- Data lines
☆ ☆ ☆
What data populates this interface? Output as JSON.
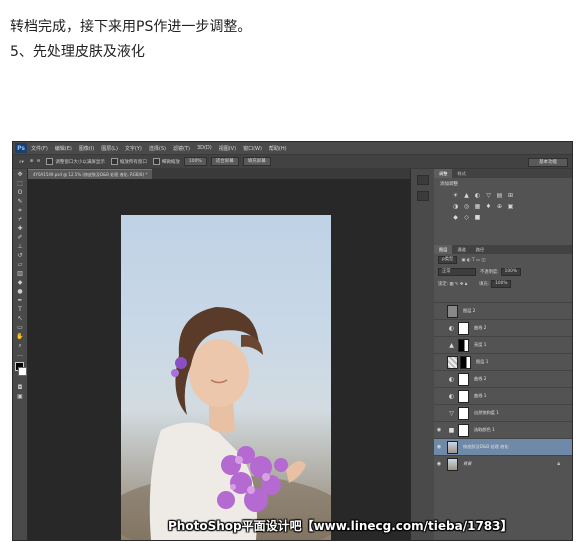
{
  "article": {
    "line1": "转档完成，接下来用PS作进一步调整。",
    "line2": "5、先处理皮肤及液化"
  },
  "app": {
    "logo": "Ps",
    "menus": [
      "文件(F)",
      "编辑(E)",
      "图像(I)",
      "图层(L)",
      "文字(Y)",
      "选择(S)",
      "滤镜(T)",
      "3D(D)",
      "视图(V)",
      "窗口(W)",
      "帮助(H)"
    ],
    "options": {
      "chk1_label": "调整窗口大小以满屏显示",
      "chk2_label": "缩放所有窗口",
      "chk3_label": "细微缩放",
      "btn_100": "100%",
      "btn_fit": "适合屏幕",
      "btn_fill": "填充屏幕",
      "workspace": "基本功能"
    },
    "document_tab": "4Y0A1549.psd @ 12.5% (修皮肤及D&B 处理 液化, RGB/8) *"
  },
  "panels": {
    "top_tabs": [
      "调整",
      "样式"
    ],
    "adjust_heading": "添加调整",
    "adjust_icons": [
      "☀",
      "▲",
      "◐",
      "▽",
      "▤",
      "⊞",
      "◑",
      "◎",
      "▦",
      "♦",
      "⊕",
      "▣",
      "◆",
      "◇",
      "■"
    ],
    "layers_tabs": [
      "图层",
      "通道",
      "路径"
    ],
    "kind_filter": "ρ类型",
    "blend_mode": "正常",
    "opacity_label": "不透明度:",
    "opacity_value": "100%",
    "lock_label": "锁定:",
    "fill_label": "填充:",
    "fill_value": "100%"
  },
  "layers": [
    {
      "name": "图层 2",
      "type": "pixel",
      "visible": false,
      "selected": false
    },
    {
      "name": "曲线 2",
      "type": "curves",
      "visible": false,
      "selected": false
    },
    {
      "name": "亮度 1",
      "type": "levels",
      "visible": false,
      "selected": false
    },
    {
      "name": "图层 1",
      "type": "pixel",
      "visible": false,
      "selected": false
    },
    {
      "name": "曲线 2",
      "type": "curves",
      "visible": false,
      "selected": false
    },
    {
      "name": "曲线 1",
      "type": "curves",
      "visible": false,
      "selected": false
    },
    {
      "name": "自然饱和度 1",
      "type": "vibrance",
      "visible": false,
      "selected": false
    },
    {
      "name": "选取颜色 1",
      "type": "selective",
      "visible": true,
      "selected": false
    },
    {
      "name": "修皮肤及D&B 处理 液化",
      "type": "photo",
      "visible": true,
      "selected": true
    },
    {
      "name": "背景",
      "type": "photo",
      "visible": true,
      "selected": false
    }
  ],
  "watermark": "PhotoShop平面设计吧【www.linecg.com/tieba/1783】"
}
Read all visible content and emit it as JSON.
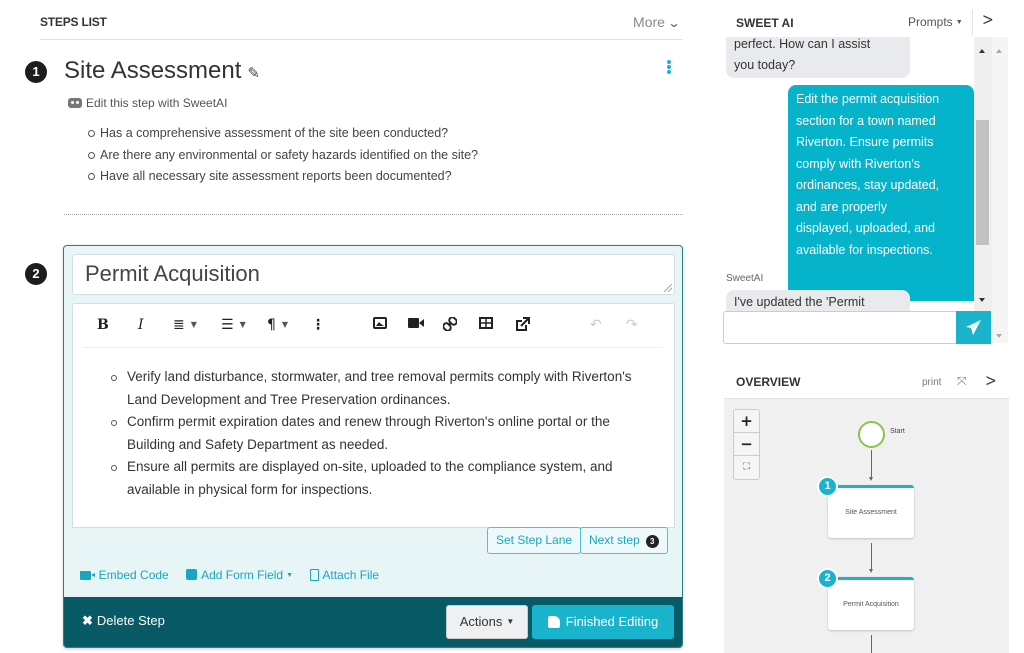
{
  "steps_list": {
    "title": "STEPS LIST",
    "more_label": "More",
    "more_icon": "chevron-down-icon"
  },
  "step1": {
    "number": "1",
    "title": "Site Assessment",
    "edit_with_ai_label": "Edit this step with SweetAI",
    "items": [
      "Has a comprehensive assessment of the site been conducted?",
      "Are there any environmental or safety hazards identified on the site?",
      "Have all necessary site assessment reports been documented?"
    ]
  },
  "step2": {
    "number": "2",
    "title_value": "Permit Acquisition",
    "toolbar": {
      "bold": "B",
      "italic": "I",
      "ordered_list": "≣",
      "unordered_list": "☰",
      "paragraph": "¶",
      "more": "⋮",
      "image_icon": "image-icon",
      "video_icon": "video-icon",
      "link_icon": "link-icon",
      "table_icon": "table-icon",
      "external_icon": "external-link-icon",
      "undo": "↶",
      "redo": "↷"
    },
    "body_items": [
      "Verify land disturbance, stormwater, and tree removal permits comply with Riverton's Land Development and Tree Preservation ordinances.",
      "Confirm permit expiration dates and renew through Riverton's online portal or the Building and Safety Department as needed.",
      "Ensure all permits are displayed on-site, uploaded to the compliance system, and available in physical form for inspections."
    ],
    "set_step_lane_label": "Set Step Lane",
    "next_step_label": "Next step",
    "next_step_number": "3",
    "embed_code_label": "Embed Code",
    "add_form_field_label": "Add Form Field",
    "attach_file_label": "Attach File",
    "delete_step_label": "Delete Step",
    "actions_label": "Actions",
    "finished_editing_label": "Finished Editing"
  },
  "sweet_ai": {
    "title": "SWEET AI",
    "prompts_label": "Prompts",
    "messages": [
      {
        "role": "ai",
        "text_lines": [
          "perfect. How can I assist",
          "you today?"
        ]
      },
      {
        "role": "user",
        "text_lines": [
          "Edit the permit acquisition",
          "section for a town named",
          "Riverton. Ensure permits",
          "comply with Riverton's",
          "ordinances, stay updated,",
          "and are properly",
          "displayed, uploaded, and",
          "available for inspections."
        ]
      },
      {
        "role": "ai",
        "sender": "SweetAI",
        "text_lines": [
          "I've updated the 'Permit"
        ]
      }
    ],
    "input_value": "",
    "input_placeholder": ""
  },
  "overview": {
    "title": "OVERVIEW",
    "print_label": "print",
    "zoom_in": "+",
    "zoom_out": "−",
    "fit": "⛶",
    "start_label": "Start",
    "nodes": [
      {
        "number": "1",
        "label": "Site Assessment"
      },
      {
        "number": "2",
        "label": "Permit Acquisition"
      }
    ]
  },
  "colors": {
    "accent": "#1ab3cc",
    "footer_bar": "#075a66",
    "user_bubble": "#05b3cb",
    "ai_bubble": "#e8eaed",
    "start_node": "#8bc34a"
  }
}
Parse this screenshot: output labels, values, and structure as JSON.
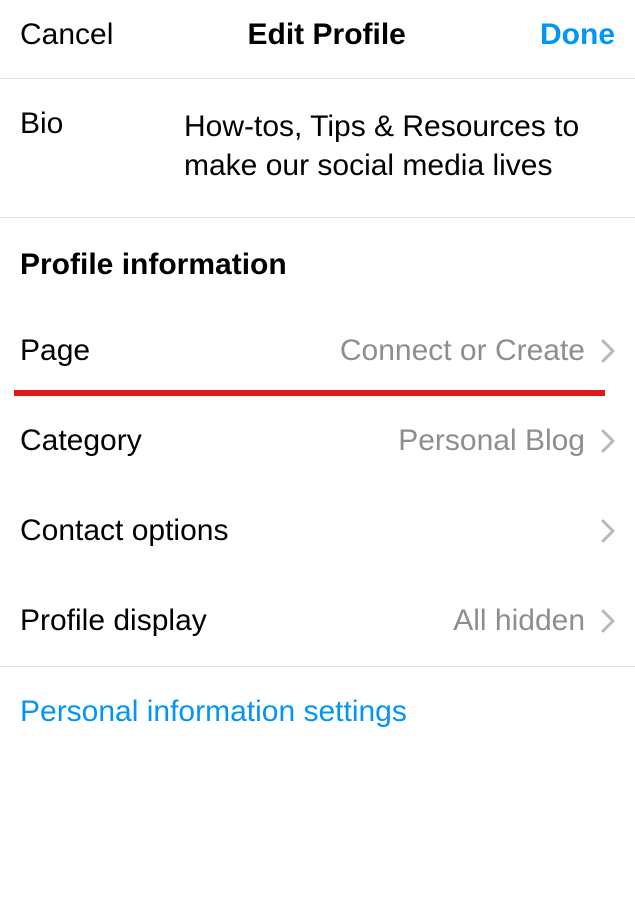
{
  "header": {
    "cancel": "Cancel",
    "title": "Edit Profile",
    "done": "Done"
  },
  "bio": {
    "label": "Bio",
    "value": "How-tos, Tips & Resources to make our social media lives"
  },
  "section": {
    "title": "Profile information"
  },
  "rows": {
    "page": {
      "label": "Page",
      "value": "Connect or Create"
    },
    "category": {
      "label": "Category",
      "value": "Personal Blog"
    },
    "contact": {
      "label": "Contact options",
      "value": ""
    },
    "display": {
      "label": "Profile display",
      "value": "All hidden"
    }
  },
  "link": {
    "personal_info": "Personal information settings"
  }
}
☆ ☆ ☆
- Instructions for the task
Determine how many lines of the data contain the word "Profile", and reply with that number only.

- Answer to this task
3